### WHAT YOU HAVE TO DO
List all lines in the material below that contain "JSON".
----------------------------------------
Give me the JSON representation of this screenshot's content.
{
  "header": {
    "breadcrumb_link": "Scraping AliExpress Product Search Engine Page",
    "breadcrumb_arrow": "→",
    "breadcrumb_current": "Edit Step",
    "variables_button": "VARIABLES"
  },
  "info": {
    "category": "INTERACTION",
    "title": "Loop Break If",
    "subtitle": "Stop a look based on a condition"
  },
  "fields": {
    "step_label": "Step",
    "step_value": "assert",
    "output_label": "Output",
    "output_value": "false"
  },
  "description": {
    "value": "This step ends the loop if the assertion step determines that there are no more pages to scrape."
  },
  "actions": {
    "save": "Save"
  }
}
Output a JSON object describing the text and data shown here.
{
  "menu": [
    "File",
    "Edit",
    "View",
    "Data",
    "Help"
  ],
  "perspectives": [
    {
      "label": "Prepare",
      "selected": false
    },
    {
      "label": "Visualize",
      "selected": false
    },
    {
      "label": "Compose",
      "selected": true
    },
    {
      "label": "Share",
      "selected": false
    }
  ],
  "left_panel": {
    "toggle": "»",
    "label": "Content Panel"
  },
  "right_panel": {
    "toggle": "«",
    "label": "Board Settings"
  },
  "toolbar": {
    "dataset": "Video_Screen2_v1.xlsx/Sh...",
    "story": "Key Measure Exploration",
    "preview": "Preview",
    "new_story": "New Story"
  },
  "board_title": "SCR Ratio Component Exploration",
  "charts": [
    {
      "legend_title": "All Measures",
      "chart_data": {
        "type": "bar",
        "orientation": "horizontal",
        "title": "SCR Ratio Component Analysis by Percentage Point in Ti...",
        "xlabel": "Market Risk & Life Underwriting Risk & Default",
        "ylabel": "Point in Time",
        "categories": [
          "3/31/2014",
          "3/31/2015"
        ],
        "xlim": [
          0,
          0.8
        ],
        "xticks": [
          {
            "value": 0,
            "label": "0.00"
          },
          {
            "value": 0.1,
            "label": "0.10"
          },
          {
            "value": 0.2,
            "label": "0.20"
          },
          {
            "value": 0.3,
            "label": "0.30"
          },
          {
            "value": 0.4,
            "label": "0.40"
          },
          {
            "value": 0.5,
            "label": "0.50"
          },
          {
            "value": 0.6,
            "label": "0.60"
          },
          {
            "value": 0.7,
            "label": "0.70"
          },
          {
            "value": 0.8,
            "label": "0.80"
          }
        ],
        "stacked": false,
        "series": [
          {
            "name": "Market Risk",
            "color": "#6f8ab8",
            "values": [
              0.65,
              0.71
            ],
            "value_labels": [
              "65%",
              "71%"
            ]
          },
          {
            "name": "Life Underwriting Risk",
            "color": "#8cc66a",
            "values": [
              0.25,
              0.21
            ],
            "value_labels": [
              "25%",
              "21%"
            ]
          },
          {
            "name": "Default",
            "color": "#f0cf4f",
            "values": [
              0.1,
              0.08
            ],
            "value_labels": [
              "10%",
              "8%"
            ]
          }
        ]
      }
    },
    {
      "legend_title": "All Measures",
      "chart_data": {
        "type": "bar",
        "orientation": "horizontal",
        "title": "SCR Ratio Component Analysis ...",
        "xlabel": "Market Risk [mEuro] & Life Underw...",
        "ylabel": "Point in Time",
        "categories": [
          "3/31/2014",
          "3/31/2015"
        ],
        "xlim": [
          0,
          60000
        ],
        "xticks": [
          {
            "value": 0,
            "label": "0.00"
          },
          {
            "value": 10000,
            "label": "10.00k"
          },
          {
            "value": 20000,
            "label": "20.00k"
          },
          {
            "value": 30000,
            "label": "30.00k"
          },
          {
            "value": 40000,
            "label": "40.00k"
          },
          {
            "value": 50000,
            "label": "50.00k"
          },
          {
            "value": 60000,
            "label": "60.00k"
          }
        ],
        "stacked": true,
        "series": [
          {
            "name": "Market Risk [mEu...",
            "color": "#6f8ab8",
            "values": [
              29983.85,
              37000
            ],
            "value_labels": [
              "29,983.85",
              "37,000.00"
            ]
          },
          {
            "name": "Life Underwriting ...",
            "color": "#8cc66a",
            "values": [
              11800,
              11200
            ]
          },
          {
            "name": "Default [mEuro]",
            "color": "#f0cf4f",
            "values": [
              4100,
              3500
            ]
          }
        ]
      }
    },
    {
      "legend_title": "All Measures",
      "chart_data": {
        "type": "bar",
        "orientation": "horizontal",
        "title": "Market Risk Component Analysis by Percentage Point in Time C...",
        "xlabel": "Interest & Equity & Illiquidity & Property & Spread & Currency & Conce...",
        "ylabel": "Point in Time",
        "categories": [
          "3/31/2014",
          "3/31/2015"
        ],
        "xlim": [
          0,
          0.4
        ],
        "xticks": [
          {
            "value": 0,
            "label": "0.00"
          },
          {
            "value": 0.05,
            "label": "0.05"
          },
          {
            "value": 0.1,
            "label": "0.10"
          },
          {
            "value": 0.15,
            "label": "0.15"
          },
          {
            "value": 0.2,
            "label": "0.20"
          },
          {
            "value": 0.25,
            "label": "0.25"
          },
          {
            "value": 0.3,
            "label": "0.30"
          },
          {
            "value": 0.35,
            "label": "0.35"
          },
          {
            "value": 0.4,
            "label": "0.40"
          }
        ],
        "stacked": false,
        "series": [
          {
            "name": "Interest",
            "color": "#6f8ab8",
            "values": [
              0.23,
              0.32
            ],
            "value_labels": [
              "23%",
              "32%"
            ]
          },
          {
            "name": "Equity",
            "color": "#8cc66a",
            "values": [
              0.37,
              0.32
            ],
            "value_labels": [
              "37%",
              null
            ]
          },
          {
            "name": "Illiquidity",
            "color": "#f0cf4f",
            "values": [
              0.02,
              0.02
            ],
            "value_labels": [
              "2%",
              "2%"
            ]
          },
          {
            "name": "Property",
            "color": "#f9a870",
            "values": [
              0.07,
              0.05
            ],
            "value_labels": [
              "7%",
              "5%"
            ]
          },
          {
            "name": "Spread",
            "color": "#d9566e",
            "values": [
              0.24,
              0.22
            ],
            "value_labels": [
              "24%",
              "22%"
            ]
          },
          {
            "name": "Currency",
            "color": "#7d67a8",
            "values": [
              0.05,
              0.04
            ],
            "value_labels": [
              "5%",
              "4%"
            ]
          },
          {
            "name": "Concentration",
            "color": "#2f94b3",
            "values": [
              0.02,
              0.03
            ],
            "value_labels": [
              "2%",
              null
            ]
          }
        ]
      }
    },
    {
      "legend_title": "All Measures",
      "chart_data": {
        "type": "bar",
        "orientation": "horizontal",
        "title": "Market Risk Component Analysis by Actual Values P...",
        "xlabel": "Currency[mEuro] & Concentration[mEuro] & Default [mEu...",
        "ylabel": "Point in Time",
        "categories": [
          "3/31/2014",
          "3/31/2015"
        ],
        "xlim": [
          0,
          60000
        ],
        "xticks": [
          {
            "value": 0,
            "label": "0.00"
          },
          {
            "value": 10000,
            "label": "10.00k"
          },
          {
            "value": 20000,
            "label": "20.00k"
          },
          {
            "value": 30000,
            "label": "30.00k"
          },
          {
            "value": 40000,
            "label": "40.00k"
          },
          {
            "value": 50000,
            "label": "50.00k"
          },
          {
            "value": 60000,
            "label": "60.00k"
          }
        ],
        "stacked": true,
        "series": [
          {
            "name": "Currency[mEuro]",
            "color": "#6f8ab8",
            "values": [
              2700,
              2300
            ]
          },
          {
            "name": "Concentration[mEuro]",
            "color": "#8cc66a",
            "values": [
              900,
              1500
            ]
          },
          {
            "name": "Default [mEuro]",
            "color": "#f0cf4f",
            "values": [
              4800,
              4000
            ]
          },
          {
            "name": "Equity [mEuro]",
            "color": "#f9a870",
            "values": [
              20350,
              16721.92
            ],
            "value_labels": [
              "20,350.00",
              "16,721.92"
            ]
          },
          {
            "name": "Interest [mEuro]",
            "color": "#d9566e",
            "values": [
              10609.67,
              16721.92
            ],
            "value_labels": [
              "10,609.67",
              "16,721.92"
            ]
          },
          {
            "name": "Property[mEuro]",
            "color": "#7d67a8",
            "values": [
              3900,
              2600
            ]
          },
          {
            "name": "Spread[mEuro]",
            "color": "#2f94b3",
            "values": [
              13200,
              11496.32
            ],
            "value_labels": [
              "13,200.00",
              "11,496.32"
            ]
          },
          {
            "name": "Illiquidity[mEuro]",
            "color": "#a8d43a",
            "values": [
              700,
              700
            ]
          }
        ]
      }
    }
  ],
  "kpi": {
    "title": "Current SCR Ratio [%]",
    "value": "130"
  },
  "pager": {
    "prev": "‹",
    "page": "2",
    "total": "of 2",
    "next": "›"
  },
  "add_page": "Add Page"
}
----------------------------------------
### COMPLETED EXERCISE
Give me the JSON representation of this screenshot's content.
Output a JSON object describing the text and data shown here.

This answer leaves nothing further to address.